* begin SUPPLIED RECORDS *

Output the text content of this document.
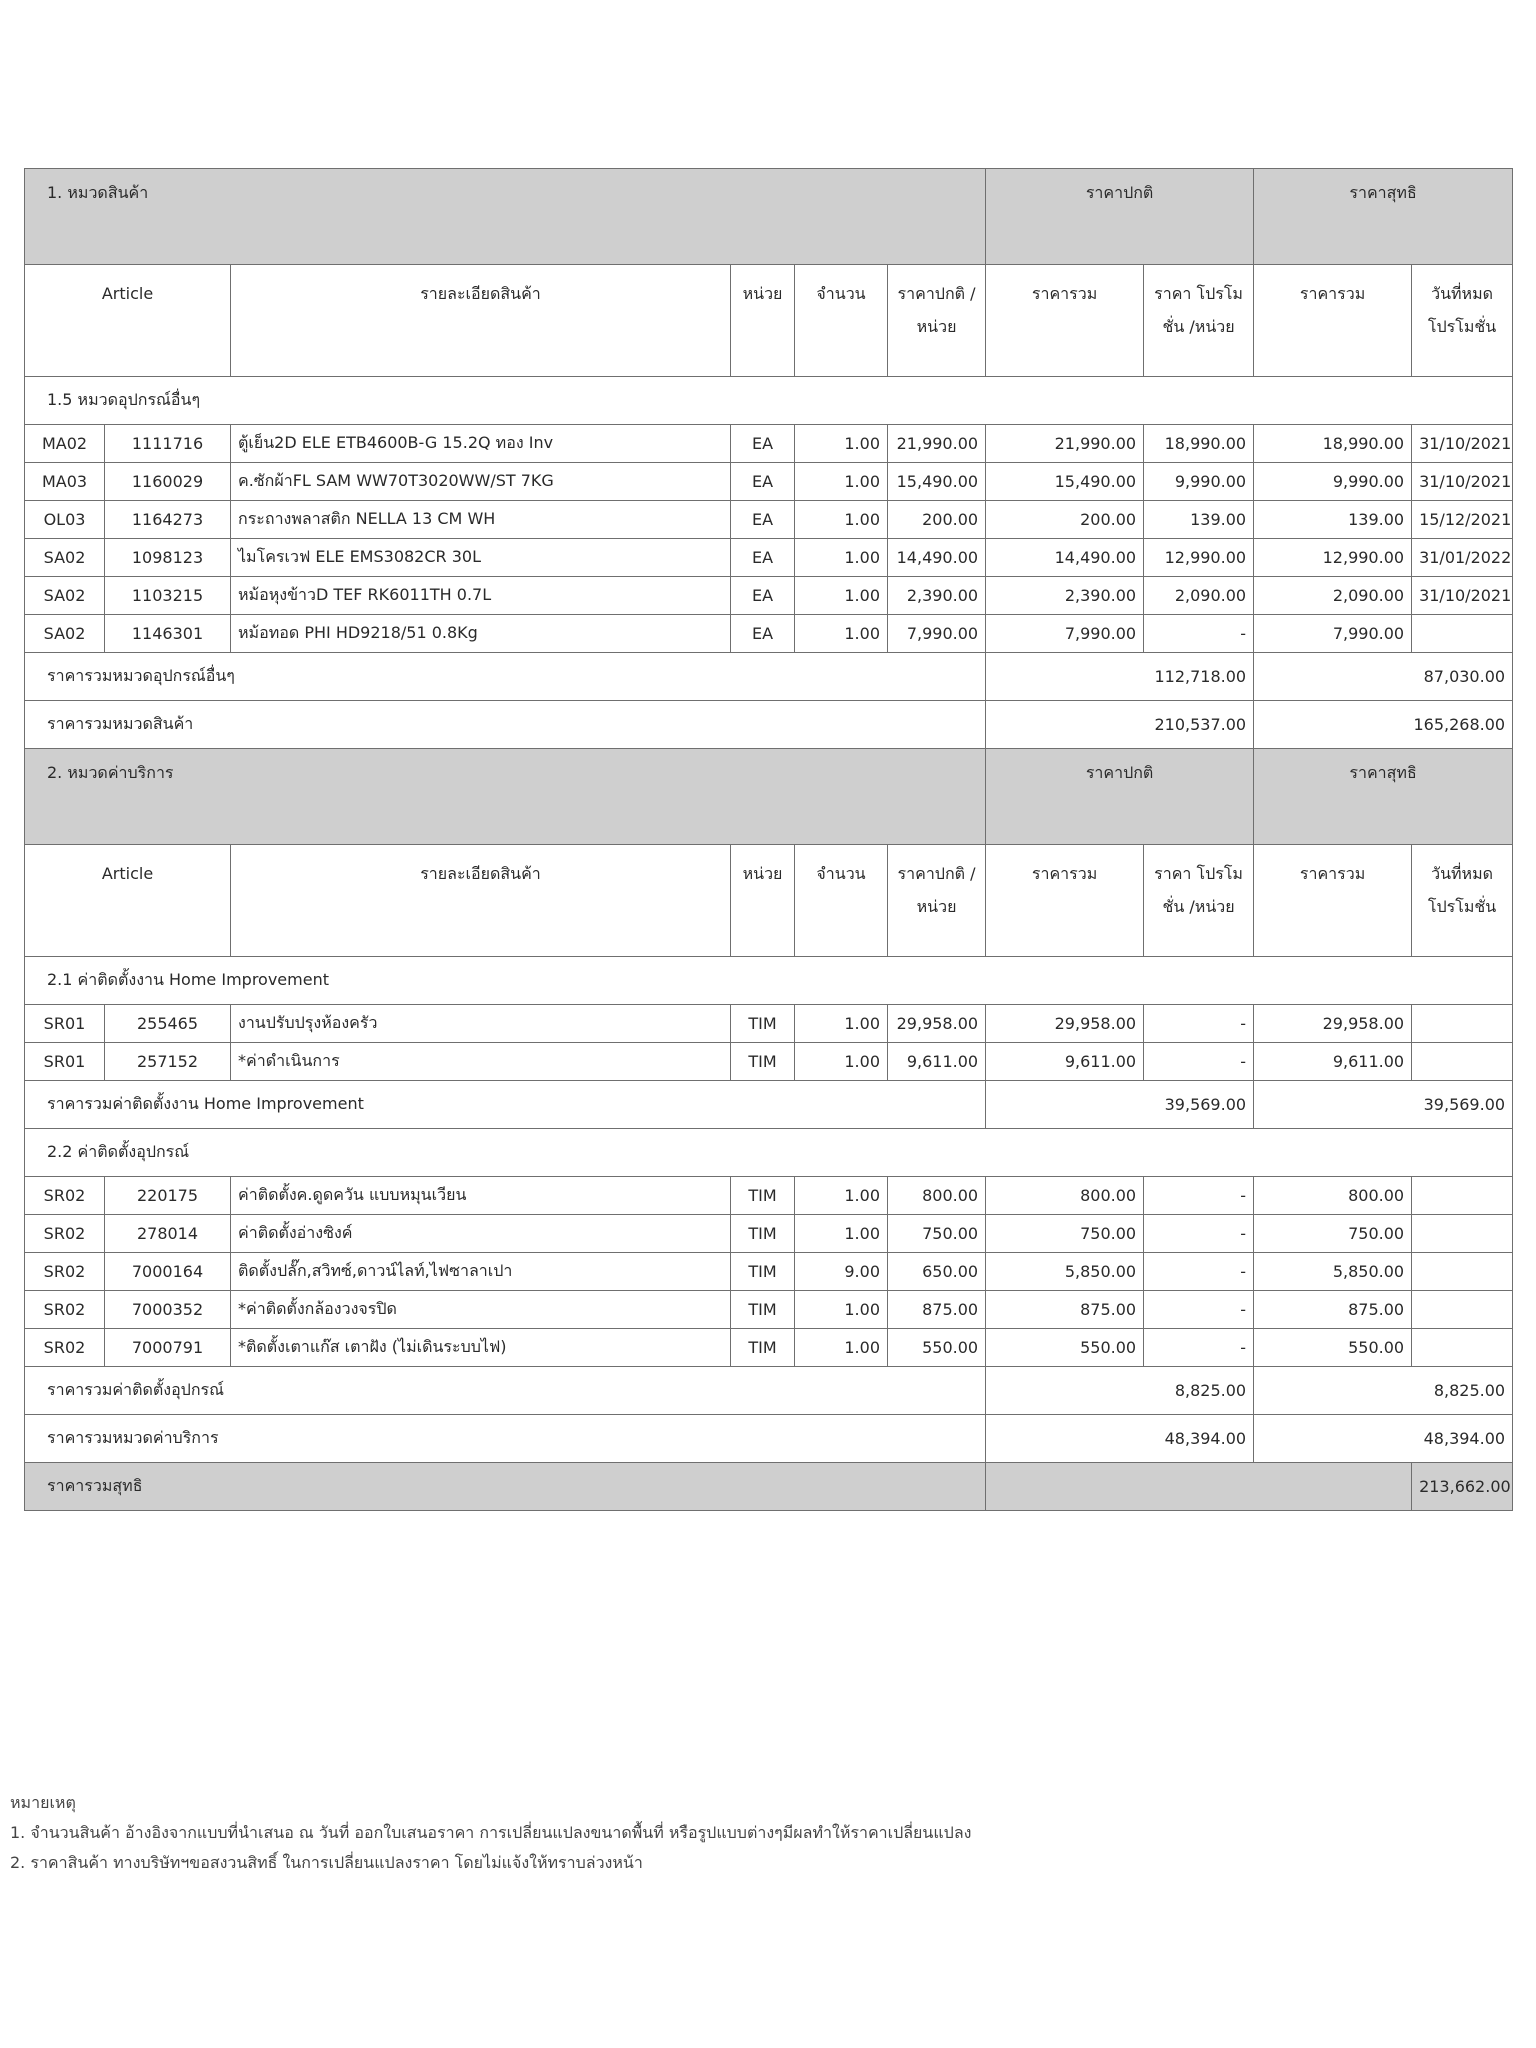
1. หมวดสินค้า						ราคาปกติ		ราคาสุทธิ	
Article		รายละเอียดสินค้า	หน่วย	จำนวน	ราคาปกติ /หน่วย	ราคารวม	ราคา โปรโมชั่น /หน่วย	ราคารวม	วันที่หมด โปรโมชั่น
1.5 หมวดอุปกรณ์อื่นๆ									
MA02	1111716	ตู้เย็น2D ELE ETB4600B-G 15.2Q ทอง Inv	EA	1.00	21,990.00	21,990.00	18,990.00	18,990.00	31/10/2021
MA03	1160029	ค.ซักผ้าFL SAM WW70T3020WW/ST 7KG	EA	1.00	15,490.00	15,490.00	9,990.00	9,990.00	31/10/2021
OL03	1164273	กระถางพลาสติก NELLA 13 CM WH	EA	1.00	200.00	200.00	139.00	139.00	15/12/2021
SA02	1098123	ไมโครเวฟ ELE EMS3082CR 30L	EA	1.00	14,490.00	14,490.00	12,990.00	12,990.00	31/01/2022
SA02	1103215	หม้อหุงข้าวD TEF RK6011TH 0.7L	EA	1.00	2,390.00	2,390.00	2,090.00	2,090.00	31/10/2021
SA02	1146301	หม้อทอด PHI HD9218/51 0.8Kg	EA	1.00	7,990.00	7,990.00	-	7,990.00	
ราคารวมหมวดอุปกรณ์อื่นๆ						112,718.00		87,030.00	
ราคารวมหมวดสินค้า						210,537.00		165,268.00	
2. หมวดค่าบริการ						ราคาปกติ		ราคาสุทธิ	
Article		รายละเอียดสินค้า	หน่วย	จำนวน	ราคาปกติ /หน่วย	ราคารวม	ราคา โปรโมชั่น /หน่วย	ราคารวม	วันที่หมด โปรโมชั่น
2.1 ค่าติดตั้งงาน Home Improvement									
SR01	255465	งานปรับปรุงห้องครัว	TIM	1.00	29,958.00	29,958.00	-	29,958.00	
SR01	257152	*ค่าดำเนินการ	TIM	1.00	9,611.00	9,611.00	-	9,611.00	
ราคารวมค่าติดตั้งงาน Home Improvement						39,569.00		39,569.00	
2.2 ค่าติดตั้งอุปกรณ์									
SR02	220175	ค่าติดตั้งค.ดูดควัน แบบหมุนเวียน	TIM	1.00	800.00	800.00	-	800.00	
SR02	278014	ค่าติดตั้งอ่างซิงค์	TIM	1.00	750.00	750.00	-	750.00	
SR02	7000164	ติดตั้งปลั๊ก,สวิทซ์,ดาวน์ไลท์,ไฟซาลาเปา	TIM	9.00	650.00	5,850.00	-	5,850.00	
SR02	7000352	*ค่าติดตั้งกล้องวงจรปิด	TIM	1.00	875.00	875.00	-	875.00	
SR02	7000791	*ติดตั้งเตาแก๊ส เตาฝัง (ไม่เดินระบบไฟ)	TIM	1.00	550.00	550.00	-	550.00	
ราคารวมค่าติดตั้งอุปกรณ์						8,825.00		8,825.00	
ราคารวมหมวดค่าบริการ						48,394.00		48,394.00	
ราคารวมสุทธิ									213,662.00
หมายเหตุ
1. จำนวนสินค้า อ้างอิงจากแบบที่นำเสนอ ณ วันที่ ออกใบเสนอราคา การเปลี่ยนแปลงขนาดพื้นที่ หรือรูปแบบต่างๆมีผลทำให้ราคาเปลี่ยนแปลง
2. ราคาสินค้า ทางบริษัทฯขอสงวนสิทธิ์ ในการเปลี่ยนแปลงราคา โดยไม่แจ้งให้ทราบล่วงหน้า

* end SUPPLIED RECORDS *

Copy all of the entries verbatim, leaving out any pictures they contain.

Output the text content of this document.
1. หมวดสินค้า						ราคาปกติ		ราคาสุทธิ	
Article		รายละเอียดสินค้า	หน่วย	จำนวน	ราคาปกติ /หน่วย	ราคารวม	ราคา โปรโมชั่น /หน่วย	ราคารวม	วันที่หมด โปรโมชั่น
1.5 หมวดอุปกรณ์อื่นๆ									
MA02	1111716	ตู้เย็น2D ELE ETB4600B-G 15.2Q ทอง Inv	EA	1.00	21,990.00	21,990.00	18,990.00	18,990.00	31/10/2021
MA03	1160029	ค.ซักผ้าFL SAM WW70T3020WW/ST 7KG	EA	1.00	15,490.00	15,490.00	9,990.00	9,990.00	31/10/2021
OL03	1164273	กระถางพลาสติก NELLA 13 CM WH	EA	1.00	200.00	200.00	139.00	139.00	15/12/2021
SA02	1098123	ไมโครเวฟ ELE EMS3082CR 30L	EA	1.00	14,490.00	14,490.00	12,990.00	12,990.00	31/01/2022
SA02	1103215	หม้อหุงข้าวD TEF RK6011TH 0.7L	EA	1.00	2,390.00	2,390.00	2,090.00	2,090.00	31/10/2021
SA02	1146301	หม้อทอด PHI HD9218/51 0.8Kg	EA	1.00	7,990.00	7,990.00	-	7,990.00	
ราคารวมหมวดอุปกรณ์อื่นๆ						112,718.00		87,030.00	
ราคารวมหมวดสินค้า						210,537.00		165,268.00	
2. หมวดค่าบริการ						ราคาปกติ		ราคาสุทธิ	
Article		รายละเอียดสินค้า	หน่วย	จำนวน	ราคาปกติ /หน่วย	ราคารวม	ราคา โปรโมชั่น /หน่วย	ราคารวม	วันที่หมด โปรโมชั่น
2.1 ค่าติดตั้งงาน Home Improvement									
SR01	255465	งานปรับปรุงห้องครัว	TIM	1.00	29,958.00	29,958.00	-	29,958.00	
SR01	257152	*ค่าดำเนินการ	TIM	1.00	9,611.00	9,611.00	-	9,611.00	
ราคารวมค่าติดตั้งงาน Home Improvement						39,569.00		39,569.00	
2.2 ค่าติดตั้งอุปกรณ์									
SR02	220175	ค่าติดตั้งค.ดูดควัน แบบหมุนเวียน	TIM	1.00	800.00	800.00	-	800.00	
SR02	278014	ค่าติดตั้งอ่างซิงค์	TIM	1.00	750.00	750.00	-	750.00	
SR02	7000164	ติดตั้งปลั๊ก,สวิทซ์,ดาวน์ไลท์,ไฟซาลาเปา	TIM	9.00	650.00	5,850.00	-	5,850.00	
SR02	7000352	*ค่าติดตั้งกล้องวงจรปิด	TIM	1.00	875.00	875.00	-	875.00	
SR02	7000791	*ติดตั้งเตาแก๊ส เตาฝัง (ไม่เดินระบบไฟ)	TIM	1.00	550.00	550.00	-	550.00	
ราคารวมค่าติดตั้งอุปกรณ์						8,825.00		8,825.00	
ราคารวมหมวดค่าบริการ						48,394.00		48,394.00	
ราคารวมสุทธิ									213,662.00
หมายเหตุ
1. จำนวนสินค้า อ้างอิงจากแบบที่นำเสนอ ณ วันที่ ออกใบเสนอราคา การเปลี่ยนแปลงขนาดพื้นที่ หรือรูปแบบต่างๆมีผลทำให้ราคาเปลี่ยนแปลง
2. ราคาสินค้า ทางบริษัทฯขอสงวนสิทธิ์ ในการเปลี่ยนแปลงราคา โดยไม่แจ้งให้ทราบล่วงหน้า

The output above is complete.